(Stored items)
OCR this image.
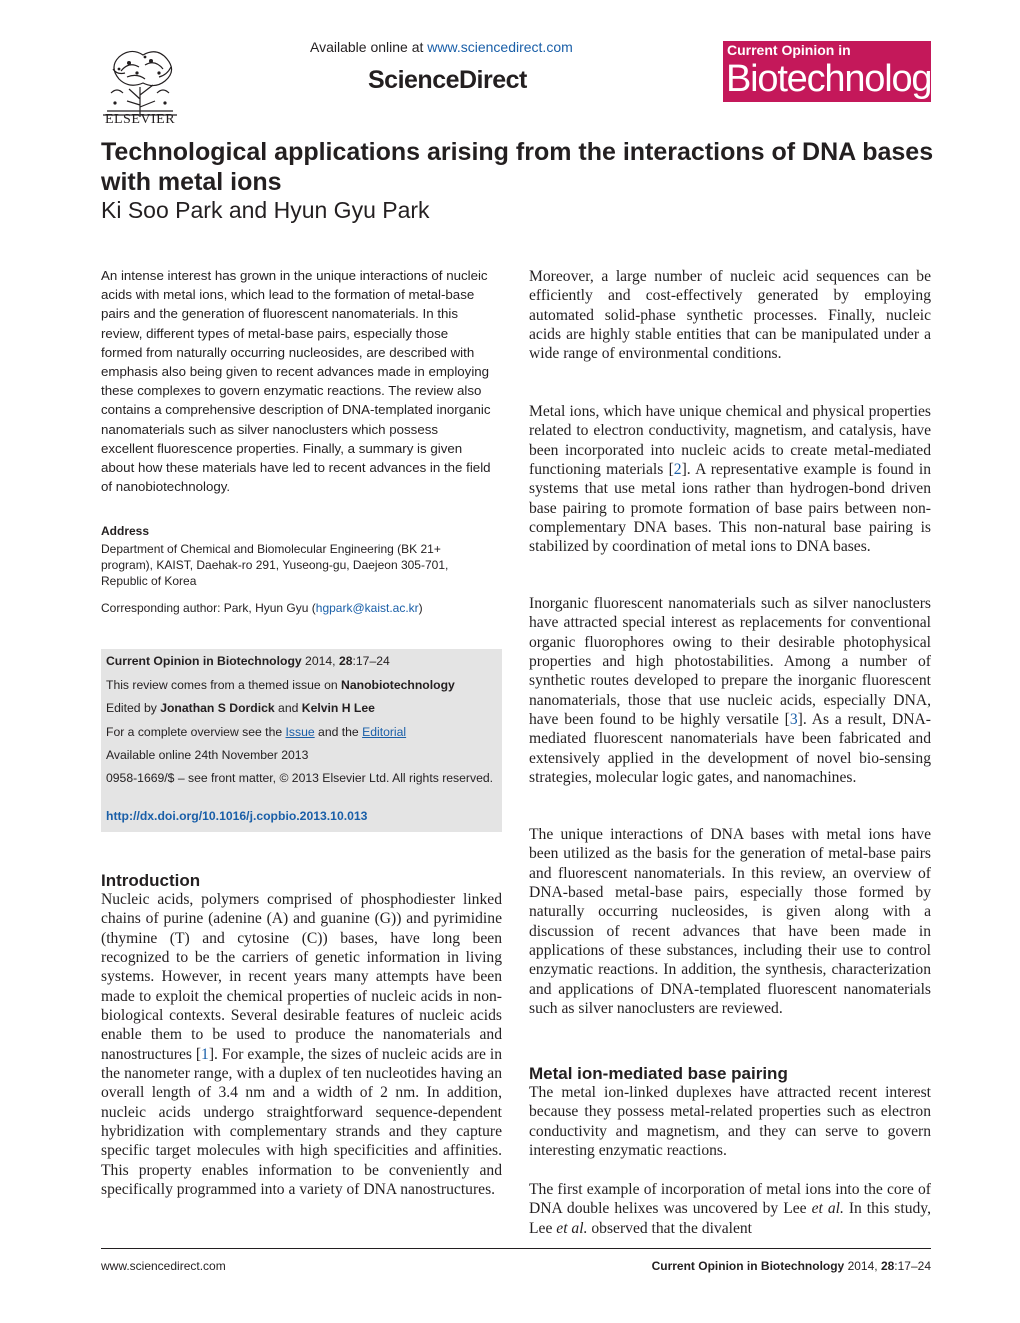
ELSEVIER
Available online at www.sciencedirect.com
ScienceDirect
Current Opinion in
Biotechnology
Technological applications arising from the interactions of DNA bases with metal ions
Ki Soo Park and Hyun Gyu Park

An intense interest has grown in the unique interactions of nucleic acids with metal ions, which lead to the formation of metal-base pairs and the generation of fluorescent nanomaterials. In this review, different types of metal-base pairs, especially those formed from naturally occurring nucleosides, are described with emphasis also being given to recent advances made in employing these complexes to govern enzymatic reactions. The review also contains a comprehensive description of DNA-templated inorganic nanomaterials such as silver nanoclusters which possess excellent fluorescence properties. Finally, a summary is given about how these materials have led to recent advances in the field of nanobiotechnology.

Address

Department of Chemical and Biomolecular Engineering (BK 21+ program), KAIST, Daehak-ro 291, Yuseong-gu, Daejeon 305-701, Republic of Korea

Corresponding author: Park, Hyun Gyu (hgpark@kaist.ac.kr)
Current Opinion in Biotechnology 2014, 28:17–24
This review comes from a themed issue on Nanobiotechnology
Edited by Jonathan S Dordick and Kelvin H Lee
For a complete overview see the Issue and the Editorial
Available online 24th November 2013
0958-1669/$ – see front matter, © 2013 Elsevier Ltd. All rights reserved.
http://dx.doi.org/10.1016/j.copbio.2013.10.013
Introduction

Nucleic acids, polymers comprised of phosphodiester linked chains of purine (adenine (A) and guanine (G)) and pyrimidine (thymine (T) and cytosine (C)) bases, have long been recognized to be the carriers of genetic information in living systems. However, in recent years many attempts have been made to exploit the chemical properties of nucleic acids in non-biological contexts. Several desirable features of nucleic acids enable them to be used to produce the nanomaterials and nanostructures [1]. For example, the sizes of nucleic acids are in the nanometer range, with a duplex of ten nucleotides having an overall length of 3.4 nm and a width of 2 nm. In addition, nucleic acids undergo straightforward sequence-dependent hybridization with complementary strands and they capture specific target molecules with high specificities and affinities. This property enables information to be conveniently and specifically programmed into a variety of DNA nanostructures.

Moreover, a large number of nucleic acid sequences can be efficiently and cost-effectively generated by employing automated solid-phase synthetic processes. Finally, nucleic acids are highly stable entities that can be manipulated under a wide range of environmental conditions.

Metal ions, which have unique chemical and physical properties related to electron conductivity, magnetism, and catalysis, have been incorporated into nucleic acids to create metal-mediated functioning materials [2]. A representative example is found in systems that use metal ions rather than hydrogen-bond driven base pairing to promote formation of base pairs between non-complementary DNA bases. This non-natural base pairing is stabilized by coordination of metal ions to DNA bases.

Inorganic fluorescent nanomaterials such as silver nanoclusters have attracted special interest as replacements for conventional organic fluorophores owing to their desirable photophysical properties and high photostabilities. Among a number of synthetic routes developed to prepare the inorganic fluorescent nanomaterials, those that use nucleic acids, especially DNA, have been found to be highly versatile [3]. As a result, DNA-mediated fluorescent nanomaterials have been fabricated and extensively applied in the development of novel bio-sensing strategies, molecular logic gates, and nanomachines.

The unique interactions of DNA bases with metal ions have been utilized as the basis for the generation of metal-base pairs and fluorescent nanomaterials. In this review, an overview of DNA-based metal-base pairs, especially those formed by naturally occurring nucleosides, is given along with a discussion of recent advances that have been made in applications of these substances, including their use to control enzymatic reactions. In addition, the synthesis, characterization and applications of DNA-templated fluorescent nanomaterials such as silver nanoclusters are reviewed.

Metal ion-mediated base pairing

The metal ion-linked duplexes have attracted recent interest because they possess metal-related properties such as electron conductivity and magnetism, and they can serve to govern interesting enzymatic reactions.

The first example of incorporation of metal ions into the core of DNA double helixes was uncovered by Lee et al. In this study, Lee et al. observed that the divalent

www.sciencedirect.com	Current Opinion in Biotechnology 2014, 28:17–24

» **Exercise directions**: Every line in the data that holds "employing" should be copied out.

» **Finished answer**:
An intense interest has grown in the unique interactions of nucleic acids with metal ions, which lead to the formation of metal-base pairs and the generation of fluorescent nanomaterials. In this review, different types of metal-base pairs, especially those formed from naturally occurring nucleosides, are described with emphasis also being given to recent advances made in employing these complexes to govern enzymatic reactions. The review also contains a comprehensive description of DNA-templated inorganic nanomaterials such as silver nanoclusters which possess excellent fluorescence properties. Finally, a summary is given about how these materials have led to recent advances in the field of nanobiotechnology.
Moreover, a large number of nucleic acid sequences can be efficiently and cost-effectively generated by employing automated solid-phase synthetic processes. Finally, nucleic acids are highly stable entities that can be manipulated under a wide range of environmental conditions.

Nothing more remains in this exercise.